[Data records]
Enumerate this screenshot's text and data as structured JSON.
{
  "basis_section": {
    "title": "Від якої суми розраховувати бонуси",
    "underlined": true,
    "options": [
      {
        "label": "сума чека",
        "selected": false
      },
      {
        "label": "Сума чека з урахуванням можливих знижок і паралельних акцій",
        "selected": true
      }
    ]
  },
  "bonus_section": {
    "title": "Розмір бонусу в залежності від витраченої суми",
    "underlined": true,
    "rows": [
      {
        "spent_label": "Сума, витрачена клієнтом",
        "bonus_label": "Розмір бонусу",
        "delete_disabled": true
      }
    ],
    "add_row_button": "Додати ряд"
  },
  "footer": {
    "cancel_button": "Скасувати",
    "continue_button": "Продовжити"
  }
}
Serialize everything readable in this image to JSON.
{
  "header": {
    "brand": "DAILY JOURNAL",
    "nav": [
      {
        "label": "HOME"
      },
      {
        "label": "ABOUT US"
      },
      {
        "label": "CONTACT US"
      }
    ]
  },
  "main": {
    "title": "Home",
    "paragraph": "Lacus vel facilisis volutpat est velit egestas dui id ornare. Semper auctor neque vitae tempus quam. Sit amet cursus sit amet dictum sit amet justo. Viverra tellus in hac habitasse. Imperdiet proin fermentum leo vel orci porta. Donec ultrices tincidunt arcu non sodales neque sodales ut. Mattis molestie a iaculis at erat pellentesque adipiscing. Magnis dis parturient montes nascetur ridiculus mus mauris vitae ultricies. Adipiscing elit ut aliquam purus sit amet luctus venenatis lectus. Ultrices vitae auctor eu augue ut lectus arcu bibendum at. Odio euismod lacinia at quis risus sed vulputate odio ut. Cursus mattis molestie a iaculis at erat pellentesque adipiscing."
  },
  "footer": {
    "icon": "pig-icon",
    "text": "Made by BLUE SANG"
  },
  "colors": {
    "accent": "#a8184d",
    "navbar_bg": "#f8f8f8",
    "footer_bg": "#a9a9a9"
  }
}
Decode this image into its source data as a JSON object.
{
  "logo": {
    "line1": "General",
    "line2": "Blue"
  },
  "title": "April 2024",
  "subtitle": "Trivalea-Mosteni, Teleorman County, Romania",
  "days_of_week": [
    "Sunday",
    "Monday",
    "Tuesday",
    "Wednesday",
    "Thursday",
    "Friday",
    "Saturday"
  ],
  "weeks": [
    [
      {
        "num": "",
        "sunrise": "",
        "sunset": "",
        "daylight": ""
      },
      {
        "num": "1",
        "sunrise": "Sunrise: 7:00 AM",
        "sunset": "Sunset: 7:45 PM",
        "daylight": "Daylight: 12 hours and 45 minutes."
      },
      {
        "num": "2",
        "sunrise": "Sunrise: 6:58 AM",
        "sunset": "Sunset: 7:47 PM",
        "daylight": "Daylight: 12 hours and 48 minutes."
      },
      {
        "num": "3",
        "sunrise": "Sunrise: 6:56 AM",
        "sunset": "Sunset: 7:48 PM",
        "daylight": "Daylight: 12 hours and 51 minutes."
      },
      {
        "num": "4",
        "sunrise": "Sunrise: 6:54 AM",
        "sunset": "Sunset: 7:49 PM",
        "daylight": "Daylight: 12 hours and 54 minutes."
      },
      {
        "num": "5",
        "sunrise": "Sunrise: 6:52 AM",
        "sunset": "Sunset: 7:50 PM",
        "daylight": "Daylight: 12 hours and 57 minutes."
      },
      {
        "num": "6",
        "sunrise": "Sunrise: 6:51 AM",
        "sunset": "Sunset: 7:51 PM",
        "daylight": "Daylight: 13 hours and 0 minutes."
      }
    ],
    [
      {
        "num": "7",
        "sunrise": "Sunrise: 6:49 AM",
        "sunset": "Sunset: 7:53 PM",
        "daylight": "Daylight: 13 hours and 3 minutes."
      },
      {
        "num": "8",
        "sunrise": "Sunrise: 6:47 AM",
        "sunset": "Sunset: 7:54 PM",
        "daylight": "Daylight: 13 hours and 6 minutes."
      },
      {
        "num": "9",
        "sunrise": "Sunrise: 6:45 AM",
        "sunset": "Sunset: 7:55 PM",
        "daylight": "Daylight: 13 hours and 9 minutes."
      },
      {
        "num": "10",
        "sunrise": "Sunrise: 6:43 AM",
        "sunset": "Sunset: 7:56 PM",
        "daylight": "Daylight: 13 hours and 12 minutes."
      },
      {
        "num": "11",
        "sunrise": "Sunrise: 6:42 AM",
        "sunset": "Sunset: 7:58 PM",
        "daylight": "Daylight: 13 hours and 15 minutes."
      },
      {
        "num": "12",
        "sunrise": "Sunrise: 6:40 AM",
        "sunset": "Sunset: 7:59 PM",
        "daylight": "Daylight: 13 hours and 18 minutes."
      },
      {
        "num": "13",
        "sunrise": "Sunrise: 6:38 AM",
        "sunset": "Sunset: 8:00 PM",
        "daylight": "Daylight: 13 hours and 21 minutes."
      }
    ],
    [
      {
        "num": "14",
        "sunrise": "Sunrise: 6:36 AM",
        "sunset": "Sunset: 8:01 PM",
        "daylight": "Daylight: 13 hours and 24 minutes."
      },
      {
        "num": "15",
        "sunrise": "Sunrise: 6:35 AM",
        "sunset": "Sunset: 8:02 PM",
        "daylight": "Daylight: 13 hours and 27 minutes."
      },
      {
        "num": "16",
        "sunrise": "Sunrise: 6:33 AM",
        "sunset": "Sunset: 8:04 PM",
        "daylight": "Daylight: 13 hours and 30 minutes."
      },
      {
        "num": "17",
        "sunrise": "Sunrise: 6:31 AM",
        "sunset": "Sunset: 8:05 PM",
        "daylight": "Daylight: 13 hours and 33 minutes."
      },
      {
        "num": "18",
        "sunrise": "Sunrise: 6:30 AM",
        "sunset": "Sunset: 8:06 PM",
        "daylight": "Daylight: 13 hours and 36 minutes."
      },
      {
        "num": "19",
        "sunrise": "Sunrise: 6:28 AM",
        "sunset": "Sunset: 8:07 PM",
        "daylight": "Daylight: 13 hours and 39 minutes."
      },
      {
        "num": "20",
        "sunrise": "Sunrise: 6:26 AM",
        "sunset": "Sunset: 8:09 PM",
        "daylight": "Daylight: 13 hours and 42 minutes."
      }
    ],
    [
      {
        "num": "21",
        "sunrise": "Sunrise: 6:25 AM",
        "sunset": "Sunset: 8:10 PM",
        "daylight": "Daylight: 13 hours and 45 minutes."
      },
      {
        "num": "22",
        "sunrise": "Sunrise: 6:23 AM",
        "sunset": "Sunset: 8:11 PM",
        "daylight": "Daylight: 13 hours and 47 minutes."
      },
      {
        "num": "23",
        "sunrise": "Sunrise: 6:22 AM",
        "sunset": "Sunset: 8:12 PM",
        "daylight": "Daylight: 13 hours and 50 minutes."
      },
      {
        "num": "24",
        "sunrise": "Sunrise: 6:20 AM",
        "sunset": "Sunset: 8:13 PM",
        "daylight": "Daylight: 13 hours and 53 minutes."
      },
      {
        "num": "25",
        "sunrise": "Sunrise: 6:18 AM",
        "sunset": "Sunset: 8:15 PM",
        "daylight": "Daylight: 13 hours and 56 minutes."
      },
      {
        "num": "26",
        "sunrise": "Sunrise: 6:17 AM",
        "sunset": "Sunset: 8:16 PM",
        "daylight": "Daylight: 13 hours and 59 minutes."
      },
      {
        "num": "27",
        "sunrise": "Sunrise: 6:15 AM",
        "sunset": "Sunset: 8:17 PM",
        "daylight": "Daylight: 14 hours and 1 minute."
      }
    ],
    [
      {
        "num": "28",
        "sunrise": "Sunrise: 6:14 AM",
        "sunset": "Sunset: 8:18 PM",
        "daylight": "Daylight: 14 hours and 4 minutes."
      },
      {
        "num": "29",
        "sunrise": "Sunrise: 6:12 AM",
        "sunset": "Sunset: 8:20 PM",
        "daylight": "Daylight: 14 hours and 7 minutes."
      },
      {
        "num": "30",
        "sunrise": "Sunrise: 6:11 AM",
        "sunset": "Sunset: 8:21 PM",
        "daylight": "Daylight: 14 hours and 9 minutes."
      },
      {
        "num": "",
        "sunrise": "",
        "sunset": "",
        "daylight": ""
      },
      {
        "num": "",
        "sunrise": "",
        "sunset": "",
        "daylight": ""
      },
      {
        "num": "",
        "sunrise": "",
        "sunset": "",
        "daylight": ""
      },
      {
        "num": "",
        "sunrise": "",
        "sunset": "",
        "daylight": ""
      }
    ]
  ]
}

#### WHAT YOU NEED TO DO
Each line that has the word "Розмір" should be copied.

#### TASK ANSWER
    "title": "Розмір бонусу в залежності від витраченої суми",
        "bonus_label": "Розмір бонусу",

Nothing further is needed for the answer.